[What the task asks] Go through the material and pull out every line with the string "screenshot" in it.

[Supplied data]
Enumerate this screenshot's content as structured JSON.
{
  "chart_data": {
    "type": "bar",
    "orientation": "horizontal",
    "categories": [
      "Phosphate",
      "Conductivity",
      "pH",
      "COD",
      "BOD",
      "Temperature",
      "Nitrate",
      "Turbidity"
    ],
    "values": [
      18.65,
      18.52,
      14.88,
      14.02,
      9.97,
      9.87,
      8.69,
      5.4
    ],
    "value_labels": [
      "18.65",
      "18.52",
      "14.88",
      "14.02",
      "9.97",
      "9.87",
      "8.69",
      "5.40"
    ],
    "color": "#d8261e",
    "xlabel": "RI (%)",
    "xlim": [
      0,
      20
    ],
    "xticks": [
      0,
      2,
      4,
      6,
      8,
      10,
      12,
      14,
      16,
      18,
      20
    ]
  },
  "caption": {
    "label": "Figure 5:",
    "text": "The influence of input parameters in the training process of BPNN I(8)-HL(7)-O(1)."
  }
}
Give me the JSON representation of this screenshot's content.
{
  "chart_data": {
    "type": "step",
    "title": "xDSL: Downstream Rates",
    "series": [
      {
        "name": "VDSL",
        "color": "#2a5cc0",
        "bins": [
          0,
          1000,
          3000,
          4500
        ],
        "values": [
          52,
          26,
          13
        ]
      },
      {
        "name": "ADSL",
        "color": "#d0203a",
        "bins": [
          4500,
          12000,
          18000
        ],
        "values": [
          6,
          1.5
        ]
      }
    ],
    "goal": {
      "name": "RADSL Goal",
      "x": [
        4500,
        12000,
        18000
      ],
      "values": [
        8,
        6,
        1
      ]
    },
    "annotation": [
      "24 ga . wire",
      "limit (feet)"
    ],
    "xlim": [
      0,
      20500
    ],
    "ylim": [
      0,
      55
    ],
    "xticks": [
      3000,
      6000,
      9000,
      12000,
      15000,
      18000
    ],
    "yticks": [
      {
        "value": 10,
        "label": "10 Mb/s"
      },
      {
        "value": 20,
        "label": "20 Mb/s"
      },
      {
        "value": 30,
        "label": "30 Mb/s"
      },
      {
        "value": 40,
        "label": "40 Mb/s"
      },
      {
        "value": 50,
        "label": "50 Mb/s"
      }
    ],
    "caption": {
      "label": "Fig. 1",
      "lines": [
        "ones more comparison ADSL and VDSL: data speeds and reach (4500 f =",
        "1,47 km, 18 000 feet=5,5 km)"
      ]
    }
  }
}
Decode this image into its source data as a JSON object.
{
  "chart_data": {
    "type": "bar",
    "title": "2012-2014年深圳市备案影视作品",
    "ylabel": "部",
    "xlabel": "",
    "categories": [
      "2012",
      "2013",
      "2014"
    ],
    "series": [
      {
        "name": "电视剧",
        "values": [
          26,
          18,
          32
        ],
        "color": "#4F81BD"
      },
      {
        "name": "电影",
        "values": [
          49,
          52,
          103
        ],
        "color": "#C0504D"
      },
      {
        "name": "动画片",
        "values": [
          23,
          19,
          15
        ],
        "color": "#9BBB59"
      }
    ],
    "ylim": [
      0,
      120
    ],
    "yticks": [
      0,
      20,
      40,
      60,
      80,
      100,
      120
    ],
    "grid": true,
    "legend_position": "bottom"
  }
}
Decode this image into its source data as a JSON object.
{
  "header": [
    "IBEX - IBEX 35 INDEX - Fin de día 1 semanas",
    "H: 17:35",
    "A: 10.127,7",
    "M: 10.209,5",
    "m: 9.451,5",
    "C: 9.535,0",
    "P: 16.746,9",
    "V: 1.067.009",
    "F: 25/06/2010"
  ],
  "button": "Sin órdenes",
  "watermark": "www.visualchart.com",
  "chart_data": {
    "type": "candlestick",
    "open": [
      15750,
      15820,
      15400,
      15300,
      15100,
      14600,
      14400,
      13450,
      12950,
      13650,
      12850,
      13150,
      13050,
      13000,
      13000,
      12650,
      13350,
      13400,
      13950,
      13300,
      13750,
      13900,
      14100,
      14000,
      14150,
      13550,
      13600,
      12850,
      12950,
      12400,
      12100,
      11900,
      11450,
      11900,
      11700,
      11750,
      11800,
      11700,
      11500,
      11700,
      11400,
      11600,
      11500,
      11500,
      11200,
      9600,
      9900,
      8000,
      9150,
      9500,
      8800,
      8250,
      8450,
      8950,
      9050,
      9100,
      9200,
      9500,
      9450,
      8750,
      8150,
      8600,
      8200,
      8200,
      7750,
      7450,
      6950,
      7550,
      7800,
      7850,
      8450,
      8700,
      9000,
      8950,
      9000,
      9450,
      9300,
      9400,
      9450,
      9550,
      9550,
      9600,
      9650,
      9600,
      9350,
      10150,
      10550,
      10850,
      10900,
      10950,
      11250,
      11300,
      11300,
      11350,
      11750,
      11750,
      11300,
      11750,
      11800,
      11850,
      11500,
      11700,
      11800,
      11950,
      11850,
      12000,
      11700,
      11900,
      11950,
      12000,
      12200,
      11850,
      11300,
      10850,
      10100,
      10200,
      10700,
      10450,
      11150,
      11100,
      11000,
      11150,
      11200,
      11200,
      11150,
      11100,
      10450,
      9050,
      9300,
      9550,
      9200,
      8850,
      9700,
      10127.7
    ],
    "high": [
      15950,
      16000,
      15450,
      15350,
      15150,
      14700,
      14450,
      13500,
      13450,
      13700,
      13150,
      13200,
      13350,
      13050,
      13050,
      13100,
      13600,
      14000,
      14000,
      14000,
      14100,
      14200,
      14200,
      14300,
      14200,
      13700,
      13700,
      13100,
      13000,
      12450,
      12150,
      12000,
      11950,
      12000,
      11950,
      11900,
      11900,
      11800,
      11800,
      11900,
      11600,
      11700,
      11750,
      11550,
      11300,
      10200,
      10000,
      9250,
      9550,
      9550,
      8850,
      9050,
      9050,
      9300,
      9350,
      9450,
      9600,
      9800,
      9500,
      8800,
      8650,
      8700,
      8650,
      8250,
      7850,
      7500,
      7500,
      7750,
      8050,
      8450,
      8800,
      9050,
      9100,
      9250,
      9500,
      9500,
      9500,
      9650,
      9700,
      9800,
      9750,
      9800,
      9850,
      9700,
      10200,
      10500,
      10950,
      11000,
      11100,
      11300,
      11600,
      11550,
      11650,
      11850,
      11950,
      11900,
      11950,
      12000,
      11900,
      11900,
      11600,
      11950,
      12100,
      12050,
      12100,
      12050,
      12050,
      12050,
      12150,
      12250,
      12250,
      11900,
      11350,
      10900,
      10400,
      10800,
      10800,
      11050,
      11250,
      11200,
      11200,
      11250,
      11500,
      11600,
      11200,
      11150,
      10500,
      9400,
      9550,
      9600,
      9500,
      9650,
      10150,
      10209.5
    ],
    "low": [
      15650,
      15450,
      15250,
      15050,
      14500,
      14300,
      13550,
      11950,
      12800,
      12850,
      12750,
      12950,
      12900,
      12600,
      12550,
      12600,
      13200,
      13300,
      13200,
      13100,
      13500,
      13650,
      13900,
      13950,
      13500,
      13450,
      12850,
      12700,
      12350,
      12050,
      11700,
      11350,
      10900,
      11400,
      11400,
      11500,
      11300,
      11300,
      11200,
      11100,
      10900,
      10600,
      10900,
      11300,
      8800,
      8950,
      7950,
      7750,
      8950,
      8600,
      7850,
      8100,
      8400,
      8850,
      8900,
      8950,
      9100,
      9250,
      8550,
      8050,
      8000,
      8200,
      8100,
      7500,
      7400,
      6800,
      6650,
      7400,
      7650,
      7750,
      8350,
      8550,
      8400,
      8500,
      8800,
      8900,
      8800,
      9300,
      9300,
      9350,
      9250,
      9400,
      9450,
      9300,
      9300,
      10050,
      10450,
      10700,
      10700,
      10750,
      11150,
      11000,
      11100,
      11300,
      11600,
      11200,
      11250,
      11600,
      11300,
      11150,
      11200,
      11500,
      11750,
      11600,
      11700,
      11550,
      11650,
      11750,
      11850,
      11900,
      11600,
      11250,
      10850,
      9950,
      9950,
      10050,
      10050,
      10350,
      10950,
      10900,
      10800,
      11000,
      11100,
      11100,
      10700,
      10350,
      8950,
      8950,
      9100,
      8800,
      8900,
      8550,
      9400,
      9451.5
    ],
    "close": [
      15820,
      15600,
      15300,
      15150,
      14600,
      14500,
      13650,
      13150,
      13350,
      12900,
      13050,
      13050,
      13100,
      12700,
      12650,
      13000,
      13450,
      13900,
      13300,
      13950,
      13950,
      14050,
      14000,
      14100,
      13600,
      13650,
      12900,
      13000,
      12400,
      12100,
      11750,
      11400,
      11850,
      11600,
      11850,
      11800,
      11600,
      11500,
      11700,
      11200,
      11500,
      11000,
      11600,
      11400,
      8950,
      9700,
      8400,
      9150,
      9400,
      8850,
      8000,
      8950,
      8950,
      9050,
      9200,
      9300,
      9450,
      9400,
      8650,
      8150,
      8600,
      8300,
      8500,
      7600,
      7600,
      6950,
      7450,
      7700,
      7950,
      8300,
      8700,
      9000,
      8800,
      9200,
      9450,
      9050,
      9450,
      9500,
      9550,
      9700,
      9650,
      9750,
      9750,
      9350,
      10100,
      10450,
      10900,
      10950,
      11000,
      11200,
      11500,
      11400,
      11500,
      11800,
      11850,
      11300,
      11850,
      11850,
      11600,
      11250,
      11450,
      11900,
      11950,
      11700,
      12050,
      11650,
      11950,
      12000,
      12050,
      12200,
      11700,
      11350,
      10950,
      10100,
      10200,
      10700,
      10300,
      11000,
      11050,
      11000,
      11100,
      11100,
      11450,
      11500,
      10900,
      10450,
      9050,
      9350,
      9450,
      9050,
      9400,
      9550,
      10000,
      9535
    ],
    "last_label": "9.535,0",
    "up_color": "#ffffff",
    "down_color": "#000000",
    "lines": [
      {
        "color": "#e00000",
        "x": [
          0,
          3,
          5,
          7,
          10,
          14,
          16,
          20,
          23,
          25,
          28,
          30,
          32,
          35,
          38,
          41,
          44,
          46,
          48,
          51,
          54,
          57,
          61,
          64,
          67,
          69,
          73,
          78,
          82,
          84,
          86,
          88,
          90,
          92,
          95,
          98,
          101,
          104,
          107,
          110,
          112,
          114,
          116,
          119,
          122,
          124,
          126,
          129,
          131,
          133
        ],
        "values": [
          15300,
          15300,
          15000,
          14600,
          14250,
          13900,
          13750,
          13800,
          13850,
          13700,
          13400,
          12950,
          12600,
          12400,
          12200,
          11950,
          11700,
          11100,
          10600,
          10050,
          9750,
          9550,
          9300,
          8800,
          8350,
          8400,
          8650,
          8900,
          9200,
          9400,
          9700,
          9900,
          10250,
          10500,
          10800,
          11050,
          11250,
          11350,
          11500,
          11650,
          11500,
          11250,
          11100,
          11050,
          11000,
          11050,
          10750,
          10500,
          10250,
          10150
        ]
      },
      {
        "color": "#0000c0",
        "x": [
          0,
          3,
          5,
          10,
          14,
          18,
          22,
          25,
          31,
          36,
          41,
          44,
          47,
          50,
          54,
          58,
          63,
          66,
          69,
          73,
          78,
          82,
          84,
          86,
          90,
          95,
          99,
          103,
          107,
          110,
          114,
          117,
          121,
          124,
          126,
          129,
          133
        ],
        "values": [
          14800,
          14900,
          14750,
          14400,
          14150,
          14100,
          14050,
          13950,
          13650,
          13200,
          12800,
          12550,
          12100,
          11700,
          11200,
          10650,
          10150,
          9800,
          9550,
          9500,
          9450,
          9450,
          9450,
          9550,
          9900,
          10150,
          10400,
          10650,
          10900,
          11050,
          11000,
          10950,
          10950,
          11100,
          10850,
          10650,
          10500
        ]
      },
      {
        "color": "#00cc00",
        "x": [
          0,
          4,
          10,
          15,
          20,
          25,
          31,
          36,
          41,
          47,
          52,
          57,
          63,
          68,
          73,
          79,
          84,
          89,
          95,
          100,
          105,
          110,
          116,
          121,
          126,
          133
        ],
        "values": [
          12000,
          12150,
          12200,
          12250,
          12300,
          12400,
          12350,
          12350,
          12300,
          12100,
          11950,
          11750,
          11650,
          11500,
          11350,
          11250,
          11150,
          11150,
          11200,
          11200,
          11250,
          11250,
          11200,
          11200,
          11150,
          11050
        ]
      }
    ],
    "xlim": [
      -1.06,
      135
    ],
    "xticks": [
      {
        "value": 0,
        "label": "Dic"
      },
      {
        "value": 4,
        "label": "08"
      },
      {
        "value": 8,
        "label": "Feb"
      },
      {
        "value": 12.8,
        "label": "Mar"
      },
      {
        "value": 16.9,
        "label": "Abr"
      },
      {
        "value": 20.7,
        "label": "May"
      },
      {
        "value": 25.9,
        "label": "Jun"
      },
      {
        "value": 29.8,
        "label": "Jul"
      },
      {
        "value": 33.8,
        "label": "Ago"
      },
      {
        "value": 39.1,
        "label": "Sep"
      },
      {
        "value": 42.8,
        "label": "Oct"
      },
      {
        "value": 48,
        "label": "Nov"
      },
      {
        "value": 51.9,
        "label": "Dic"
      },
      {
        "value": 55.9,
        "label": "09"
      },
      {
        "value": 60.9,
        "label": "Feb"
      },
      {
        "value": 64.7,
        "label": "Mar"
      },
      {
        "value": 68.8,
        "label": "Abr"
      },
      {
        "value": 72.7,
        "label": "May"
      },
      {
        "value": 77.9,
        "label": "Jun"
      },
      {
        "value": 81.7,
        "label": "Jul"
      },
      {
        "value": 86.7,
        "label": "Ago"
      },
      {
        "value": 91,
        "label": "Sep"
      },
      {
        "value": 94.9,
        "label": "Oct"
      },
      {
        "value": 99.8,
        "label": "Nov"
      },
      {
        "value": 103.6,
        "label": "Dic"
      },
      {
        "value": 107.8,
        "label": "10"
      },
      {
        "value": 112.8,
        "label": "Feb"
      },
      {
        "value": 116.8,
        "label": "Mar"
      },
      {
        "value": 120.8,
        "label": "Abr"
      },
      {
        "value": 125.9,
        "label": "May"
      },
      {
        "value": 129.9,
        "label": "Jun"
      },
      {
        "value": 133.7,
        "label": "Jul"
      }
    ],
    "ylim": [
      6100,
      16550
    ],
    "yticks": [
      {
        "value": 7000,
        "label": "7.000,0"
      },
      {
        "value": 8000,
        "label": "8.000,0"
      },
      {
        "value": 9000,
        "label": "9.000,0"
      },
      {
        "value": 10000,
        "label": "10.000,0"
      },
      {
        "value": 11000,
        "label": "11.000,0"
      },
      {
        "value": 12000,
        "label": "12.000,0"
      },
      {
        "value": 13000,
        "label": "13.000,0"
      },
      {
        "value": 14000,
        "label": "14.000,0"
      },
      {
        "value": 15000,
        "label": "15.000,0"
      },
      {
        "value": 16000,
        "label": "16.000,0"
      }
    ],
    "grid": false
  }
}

[The answer]
Enumerate this screenshot's content as structured JSON.
Give me the JSON representation of this screenshot's content.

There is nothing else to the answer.